DOCUMENT EXCERPT:
....

Notes on The Nervous System

There is a moment that most people recognise, even if they have never had language for it. You are in the middle of an ordinary day — a meeting, a conversation, a quiet Tuesday afternoon — and something shifts. The air feels slightly thinner. Your thoughts become faster and less coherent. A familiar tightness arrives in the chest or the throat. You are not in danger. Nothing has objectively changed. And yet your body is behaving as though something has.

This is your nervous system doing what nervous systems do. And understanding it — really understanding it, not just knowing that stress exists — is one of the most practically useful things you can do for your mental health, your relationships, your physical health and your capacity to live the life you actually want.

This is what I want to talk about today.

The System Beneath the System

Your nervous system is the biological infrastructure through which every experience of your life occurs. Every sensation, every emotion, every thought, every movement. It is the medium through which you perceive the world and through which you respond to it. And most of it operates far beneath the level of conscious awareness — running automatically, continuously, adjusting and responding and assessing without any input from you at all.

The part of the nervous system that matters most for daily wellbeing is a subdivision called the autonomic nervous system. It governs the involuntary functions — heart rate, breathing depth and rate, digestion, immune activation, hormone release. And at its core, it is doing one thing, constantly, that shapes your experience of being alive more profoundly than almost anything else: it is assessing whether you are safe.

Not consciously. Not deliberately. It is not a thought process or a decision. It is a continuous, automatic, biological appraisal of your environment, your body, your relationships and your history — and based on that appraisal, it is selecting a state. A state that then colours everything: how you think, what you feel, how you relate to others, what actions feel possible and what feels entirely out of reach.

Dr. Stephen Porges, the neuroscientist whose polyvagal theory has quietly revolutionised our understanding of the autonomic nervous system, calls this process neuroception — the nervous system's constant below-conscious scanning for cues of safety or danger. We do not choose our neuroceptive responses any more than we choose our heart rate. They arise from the body's assessment of the current moment, filtered through every moment that came before it.

Three States, Not Two

For most of the 20th century, the autonomic nervous system was understood as having two modes: the sympathetic (fight-or-flight, activation, stress) and the parasympathetic (rest-and-digest, calm, recovery). On or off. Accelerator or brake. This was the model taught in medical schools, used to explain anxiety and stress responses, and broadly accepted as an accurate description of how the system worked.

Polyvagal theory complicates and significantly enriches this picture. What Porges's research revealed is that the autonomic nervous system operates not through two states but through three — and that these three states are hierarchical, each with a distinct biological profile, a different quality of inner experience, and different capacities available within it.

....

ENTRIES SHOWN:
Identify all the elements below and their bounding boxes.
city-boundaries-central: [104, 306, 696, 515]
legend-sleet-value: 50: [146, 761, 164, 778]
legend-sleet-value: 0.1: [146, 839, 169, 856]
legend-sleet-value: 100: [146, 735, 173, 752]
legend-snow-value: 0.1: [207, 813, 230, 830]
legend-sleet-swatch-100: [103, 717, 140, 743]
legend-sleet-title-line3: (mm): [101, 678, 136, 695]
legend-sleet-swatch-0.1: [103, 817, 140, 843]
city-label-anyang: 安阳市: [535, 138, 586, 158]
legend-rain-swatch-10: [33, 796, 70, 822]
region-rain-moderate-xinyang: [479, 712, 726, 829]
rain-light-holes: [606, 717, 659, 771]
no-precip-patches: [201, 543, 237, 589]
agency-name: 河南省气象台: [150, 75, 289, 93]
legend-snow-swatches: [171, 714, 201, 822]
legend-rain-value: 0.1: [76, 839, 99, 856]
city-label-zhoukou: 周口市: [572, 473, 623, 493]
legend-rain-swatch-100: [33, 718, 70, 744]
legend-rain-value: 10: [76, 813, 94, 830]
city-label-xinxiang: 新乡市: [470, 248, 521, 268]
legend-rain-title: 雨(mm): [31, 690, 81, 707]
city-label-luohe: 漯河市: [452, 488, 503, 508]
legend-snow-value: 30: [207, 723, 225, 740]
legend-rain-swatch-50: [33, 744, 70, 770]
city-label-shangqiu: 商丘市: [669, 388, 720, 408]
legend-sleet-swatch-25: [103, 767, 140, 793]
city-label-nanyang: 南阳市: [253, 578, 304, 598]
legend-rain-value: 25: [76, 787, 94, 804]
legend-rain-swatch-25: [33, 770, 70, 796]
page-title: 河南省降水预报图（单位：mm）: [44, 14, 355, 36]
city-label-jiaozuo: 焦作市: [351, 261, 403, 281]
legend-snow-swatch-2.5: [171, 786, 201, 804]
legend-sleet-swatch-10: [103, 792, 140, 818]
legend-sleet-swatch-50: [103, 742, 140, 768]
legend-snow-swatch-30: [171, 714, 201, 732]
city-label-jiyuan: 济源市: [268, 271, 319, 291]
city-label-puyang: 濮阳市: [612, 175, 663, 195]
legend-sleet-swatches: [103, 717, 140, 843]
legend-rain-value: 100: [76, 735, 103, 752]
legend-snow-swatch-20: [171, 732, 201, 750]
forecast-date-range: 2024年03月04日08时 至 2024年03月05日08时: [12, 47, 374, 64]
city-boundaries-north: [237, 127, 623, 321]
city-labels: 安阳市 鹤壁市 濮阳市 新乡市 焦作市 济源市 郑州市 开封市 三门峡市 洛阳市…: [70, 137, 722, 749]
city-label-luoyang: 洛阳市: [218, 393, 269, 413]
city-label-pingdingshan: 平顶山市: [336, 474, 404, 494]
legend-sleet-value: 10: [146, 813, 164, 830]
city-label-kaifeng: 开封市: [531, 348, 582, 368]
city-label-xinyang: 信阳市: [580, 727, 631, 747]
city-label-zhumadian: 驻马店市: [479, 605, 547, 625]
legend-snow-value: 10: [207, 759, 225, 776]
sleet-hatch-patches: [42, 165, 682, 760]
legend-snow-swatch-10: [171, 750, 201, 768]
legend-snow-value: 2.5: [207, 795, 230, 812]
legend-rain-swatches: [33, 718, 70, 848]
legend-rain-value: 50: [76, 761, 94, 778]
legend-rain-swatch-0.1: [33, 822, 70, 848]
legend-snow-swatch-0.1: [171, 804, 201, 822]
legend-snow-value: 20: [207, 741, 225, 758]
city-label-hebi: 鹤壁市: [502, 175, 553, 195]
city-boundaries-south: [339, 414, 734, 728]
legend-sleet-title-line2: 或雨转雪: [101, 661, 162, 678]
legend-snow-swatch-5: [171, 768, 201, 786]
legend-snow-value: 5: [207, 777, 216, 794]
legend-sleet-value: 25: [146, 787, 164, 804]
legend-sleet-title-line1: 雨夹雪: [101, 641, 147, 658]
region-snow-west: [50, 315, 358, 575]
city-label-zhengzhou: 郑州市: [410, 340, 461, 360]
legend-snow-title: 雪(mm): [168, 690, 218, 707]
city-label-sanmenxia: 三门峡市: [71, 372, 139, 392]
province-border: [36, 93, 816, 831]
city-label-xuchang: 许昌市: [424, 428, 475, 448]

....

TASKS:
[1] In the notes on the nervous system, echo everything from "This is your" down to "talk about today.".
[2] According to the notes on the nervous system, why do we not choose our neuroceptive responses? Answer in one to three sentences.

RESPONSES BY ITEM NUMBER:
[1]
This is your nervous system doing what nervous systems do. And understanding it — really understanding it, not just knowing that stress exists — is one of the most practically useful things you can do for your mental health, your relationships, your physical health and your capacity to live the life you actually want.

This is what I want to talk about today.

[2] We do not choose our neuroceptive responses because neuroception is not a thought process or a decision but a continuous, automatic, below-conscious appraisal. These responses arise from the body's assessment of the current moment, filtered through every moment that came before it.